# THE TASK:
The listing beneath should be written out in full, exactly as shown.

+ + + +

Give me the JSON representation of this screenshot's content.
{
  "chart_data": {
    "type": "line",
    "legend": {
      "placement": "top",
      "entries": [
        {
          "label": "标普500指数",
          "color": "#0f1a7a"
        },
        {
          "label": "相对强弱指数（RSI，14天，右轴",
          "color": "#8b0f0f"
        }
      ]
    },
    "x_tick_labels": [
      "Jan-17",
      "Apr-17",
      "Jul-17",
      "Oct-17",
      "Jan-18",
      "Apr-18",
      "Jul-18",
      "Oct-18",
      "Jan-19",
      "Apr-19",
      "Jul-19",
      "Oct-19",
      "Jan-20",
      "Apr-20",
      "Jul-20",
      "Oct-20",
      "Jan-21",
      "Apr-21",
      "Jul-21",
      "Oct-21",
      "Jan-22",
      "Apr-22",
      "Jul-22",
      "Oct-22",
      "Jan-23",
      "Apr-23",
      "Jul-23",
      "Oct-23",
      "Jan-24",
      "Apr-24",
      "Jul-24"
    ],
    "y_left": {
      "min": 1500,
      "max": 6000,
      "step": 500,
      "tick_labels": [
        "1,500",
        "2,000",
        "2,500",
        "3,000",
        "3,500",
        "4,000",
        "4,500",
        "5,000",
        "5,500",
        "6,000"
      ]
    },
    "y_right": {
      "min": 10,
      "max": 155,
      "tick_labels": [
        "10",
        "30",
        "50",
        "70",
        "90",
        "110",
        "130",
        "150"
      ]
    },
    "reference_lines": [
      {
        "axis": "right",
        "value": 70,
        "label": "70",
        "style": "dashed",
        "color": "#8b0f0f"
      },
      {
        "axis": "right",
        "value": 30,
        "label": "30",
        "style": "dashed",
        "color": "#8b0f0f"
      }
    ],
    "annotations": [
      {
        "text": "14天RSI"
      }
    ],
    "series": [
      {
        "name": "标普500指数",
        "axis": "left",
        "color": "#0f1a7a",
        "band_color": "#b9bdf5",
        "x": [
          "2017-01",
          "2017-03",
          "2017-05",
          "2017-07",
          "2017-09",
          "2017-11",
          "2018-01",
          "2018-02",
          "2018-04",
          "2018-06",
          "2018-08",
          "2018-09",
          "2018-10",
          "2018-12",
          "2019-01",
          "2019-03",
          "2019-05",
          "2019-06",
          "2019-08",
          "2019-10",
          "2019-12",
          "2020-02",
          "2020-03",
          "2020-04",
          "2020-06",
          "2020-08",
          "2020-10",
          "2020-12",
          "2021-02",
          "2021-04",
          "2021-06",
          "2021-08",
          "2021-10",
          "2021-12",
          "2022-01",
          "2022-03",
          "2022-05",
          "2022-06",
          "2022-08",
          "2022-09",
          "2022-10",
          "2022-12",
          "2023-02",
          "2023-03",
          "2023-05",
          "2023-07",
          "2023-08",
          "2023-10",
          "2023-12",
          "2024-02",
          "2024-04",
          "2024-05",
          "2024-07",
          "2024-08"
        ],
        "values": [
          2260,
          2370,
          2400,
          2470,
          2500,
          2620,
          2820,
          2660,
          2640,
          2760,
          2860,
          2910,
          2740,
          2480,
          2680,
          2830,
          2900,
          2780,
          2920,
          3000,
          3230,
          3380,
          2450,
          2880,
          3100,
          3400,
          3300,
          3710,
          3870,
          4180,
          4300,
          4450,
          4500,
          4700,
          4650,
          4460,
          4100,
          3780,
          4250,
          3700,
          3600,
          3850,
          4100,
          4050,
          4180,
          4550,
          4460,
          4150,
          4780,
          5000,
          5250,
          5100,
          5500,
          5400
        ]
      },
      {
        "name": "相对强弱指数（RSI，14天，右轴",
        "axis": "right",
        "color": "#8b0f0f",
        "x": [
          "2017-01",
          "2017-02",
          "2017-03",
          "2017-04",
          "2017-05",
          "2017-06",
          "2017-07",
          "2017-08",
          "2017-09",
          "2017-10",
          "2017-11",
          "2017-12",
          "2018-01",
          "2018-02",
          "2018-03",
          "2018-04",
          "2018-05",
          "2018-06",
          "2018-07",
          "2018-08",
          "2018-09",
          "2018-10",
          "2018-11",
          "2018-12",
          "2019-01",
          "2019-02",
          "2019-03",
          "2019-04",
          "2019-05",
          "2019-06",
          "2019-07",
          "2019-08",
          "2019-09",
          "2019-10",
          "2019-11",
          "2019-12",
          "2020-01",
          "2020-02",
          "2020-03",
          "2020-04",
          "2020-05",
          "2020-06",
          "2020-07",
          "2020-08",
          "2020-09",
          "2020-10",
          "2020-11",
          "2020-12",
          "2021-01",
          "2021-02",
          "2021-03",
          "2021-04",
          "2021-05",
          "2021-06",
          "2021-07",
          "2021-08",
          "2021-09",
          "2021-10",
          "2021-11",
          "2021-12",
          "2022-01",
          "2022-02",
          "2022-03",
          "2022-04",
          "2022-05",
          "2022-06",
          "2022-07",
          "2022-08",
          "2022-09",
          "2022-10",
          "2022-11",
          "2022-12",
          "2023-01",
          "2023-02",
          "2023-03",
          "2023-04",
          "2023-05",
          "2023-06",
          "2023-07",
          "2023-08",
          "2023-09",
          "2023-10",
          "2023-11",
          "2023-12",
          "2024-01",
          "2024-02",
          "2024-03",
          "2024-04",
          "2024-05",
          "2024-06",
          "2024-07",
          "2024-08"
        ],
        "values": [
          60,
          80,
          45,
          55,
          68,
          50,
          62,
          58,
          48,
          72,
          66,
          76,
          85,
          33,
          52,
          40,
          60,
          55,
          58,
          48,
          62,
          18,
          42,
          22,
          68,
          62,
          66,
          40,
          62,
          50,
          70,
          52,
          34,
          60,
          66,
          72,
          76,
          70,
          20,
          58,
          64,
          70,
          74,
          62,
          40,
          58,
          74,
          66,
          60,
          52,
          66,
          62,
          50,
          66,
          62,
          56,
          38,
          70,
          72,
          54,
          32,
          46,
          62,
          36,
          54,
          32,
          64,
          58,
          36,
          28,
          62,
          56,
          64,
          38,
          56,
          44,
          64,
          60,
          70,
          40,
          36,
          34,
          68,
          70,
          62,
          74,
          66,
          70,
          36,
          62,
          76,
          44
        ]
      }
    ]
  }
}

+ + + +

# RESPONSE BELOW:
Give me the JSON representation of this screenshot's content.
{
  "chart_data": {
    "type": "line",
    "legend": {
      "placement": "top",
      "entries": [
        {
          "label": "标普500指数",
          "color": "#0f1a7a"
        },
        {
          "label": "相对强弱指数（RSI，14天，右轴",
          "color": "#8b0f0f"
        }
      ]
    },
    "x_tick_labels": [
      "Jan-17",
      "Apr-17",
      "Jul-17",
      "Oct-17",
      "Jan-18",
      "Apr-18",
      "Jul-18",
      "Oct-18",
      "Jan-19",
      "Apr-19",
      "Jul-19",
      "Oct-19",
      "Jan-20",
      "Apr-20",
      "Jul-20",
      "Oct-20",
      "Jan-21",
      "Apr-21",
      "Jul-21",
      "Oct-21",
      "Jan-22",
      "Apr-22",
      "Jul-22",
      "Oct-22",
      "Jan-23",
      "Apr-23",
      "Jul-23",
      "Oct-23",
      "Jan-24",
      "Apr-24",
      "Jul-24"
    ],
    "y_left": {
      "min": 1500,
      "max": 6000,
      "step": 500,
      "tick_labels": [
        "1,500",
        "2,000",
        "2,500",
        "3,000",
        "3,500",
        "4,000",
        "4,500",
        "5,000",
        "5,500",
        "6,000"
      ]
    },
    "y_right": {
      "min": 10,
      "max": 155,
      "tick_labels": [
        "10",
        "30",
        "50",
        "70",
        "90",
        "110",
        "130",
        "150"
      ]
    },
    "reference_lines": [
      {
        "axis": "right",
        "value": 70,
        "label": "70",
        "style": "dashed",
        "color": "#8b0f0f"
      },
      {
        "axis": "right",
        "value": 30,
        "label": "30",
        "style": "dashed",
        "color": "#8b0f0f"
      }
    ],
    "annotations": [
      {
        "text": "14天RSI"
      }
    ],
    "series": [
      {
        "name": "标普500指数",
        "axis": "left",
        "color": "#0f1a7a",
        "band_color": "#b9bdf5",
        "x": [
          "2017-01",
          "2017-03",
          "2017-05",
          "2017-07",
          "2017-09",
          "2017-11",
          "2018-01",
          "2018-02",
          "2018-04",
          "2018-06",
          "2018-08",
          "2018-09",
          "2018-10",
          "2018-12",
          "2019-01",
          "2019-03",
          "2019-05",
          "2019-06",
          "2019-08",
          "2019-10",
          "2019-12",
          "2020-02",
          "2020-03",
          "2020-04",
          "2020-06",
          "2020-08",
          "2020-10",
          "2020-12",
          "2021-02",
          "2021-04",
          "2021-06",
          "2021-08",
          "2021-10",
          "2021-12",
          "2022-01",
          "2022-03",
          "2022-05",
          "2022-06",
          "2022-08",
          "2022-09",
          "2022-10",
          "2022-12",
          "2023-02",
          "2023-03",
          "2023-05",
          "2023-07",
          "2023-08",
          "2023-10",
          "2023-12",
          "2024-02",
          "2024-04",
          "2024-05",
          "2024-07",
          "2024-08"
        ],
        "values": [
          2260,
          2370,
          2400,
          2470,
          2500,
          2620,
          2820,
          2660,
          2640,
          2760,
          2860,
          2910,
          2740,
          2480,
          2680,
          2830,
          2900,
          2780,
          2920,
          3000,
          3230,
          3380,
          2450,
          2880,
          3100,
          3400,
          3300,
          3710,
          3870,
          4180,
          4300,
          4450,
          4500,
          4700,
          4650,
          4460,
          4100,
          3780,
          4250,
          3700,
          3600,
          3850,
          4100,
          4050,
          4180,
          4550,
          4460,
          4150,
          4780,
          5000,
          5250,
          5100,
          5500,
          5400
        ]
      },
      {
        "name": "相对强弱指数（RSI，14天，右轴",
        "axis": "right",
        "color": "#8b0f0f",
        "x": [
          "2017-01",
          "2017-02",
          "2017-03",
          "2017-04",
          "2017-05",
          "2017-06",
          "2017-07",
          "2017-08",
          "2017-09",
          "2017-10",
          "2017-11",
          "2017-12",
          "2018-01",
          "2018-02",
          "2018-03",
          "2018-04",
          "2018-05",
          "2018-06",
          "2018-07",
          "2018-08",
          "2018-09",
          "2018-10",
          "2018-11",
          "2018-12",
          "2019-01",
          "2019-02",
          "2019-03",
          "2019-04",
          "2019-05",
          "2019-06",
          "2019-07",
          "2019-08",
          "2019-09",
          "2019-10",
          "2019-11",
          "2019-12",
          "2020-01",
          "2020-02",
          "2020-03",
          "2020-04",
          "2020-05",
          "2020-06",
          "2020-07",
          "2020-08",
          "2020-09",
          "2020-10",
          "2020-11",
          "2020-12",
          "2021-01",
          "2021-02",
          "2021-03",
          "2021-04",
          "2021-05",
          "2021-06",
          "2021-07",
          "2021-08",
          "2021-09",
          "2021-10",
          "2021-11",
          "2021-12",
          "2022-01",
          "2022-02",
          "2022-03",
          "2022-04",
          "2022-05",
          "2022-06",
          "2022-07",
          "2022-08",
          "2022-09",
          "2022-10",
          "2022-11",
          "2022-12",
          "2023-01",
          "2023-02",
          "2023-03",
          "2023-04",
          "2023-05",
          "2023-06",
          "2023-07",
          "2023-08",
          "2023-09",
          "2023-10",
          "2023-11",
          "2023-12",
          "2024-01",
          "2024-02",
          "2024-03",
          "2024-04",
          "2024-05",
          "2024-06",
          "2024-07",
          "2024-08"
        ],
        "values": [
          60,
          80,
          45,
          55,
          68,
          50,
          62,
          58,
          48,
          72,
          66,
          76,
          85,
          33,
          52,
          40,
          60,
          55,
          58,
          48,
          62,
          18,
          42,
          22,
          68,
          62,
          66,
          40,
          62,
          50,
          70,
          52,
          34,
          60,
          66,
          72,
          76,
          70,
          20,
          58,
          64,
          70,
          74,
          62,
          40,
          58,
          74,
          66,
          60,
          52,
          66,
          62,
          50,
          66,
          62,
          56,
          38,
          70,
          72,
          54,
          32,
          46,
          62,
          36,
          54,
          32,
          64,
          58,
          36,
          28,
          62,
          56,
          64,
          38,
          56,
          44,
          64,
          60,
          70,
          40,
          36,
          34,
          68,
          70,
          62,
          74,
          66,
          70,
          36,
          62,
          76,
          44
        ]
      }
    ]
  }
}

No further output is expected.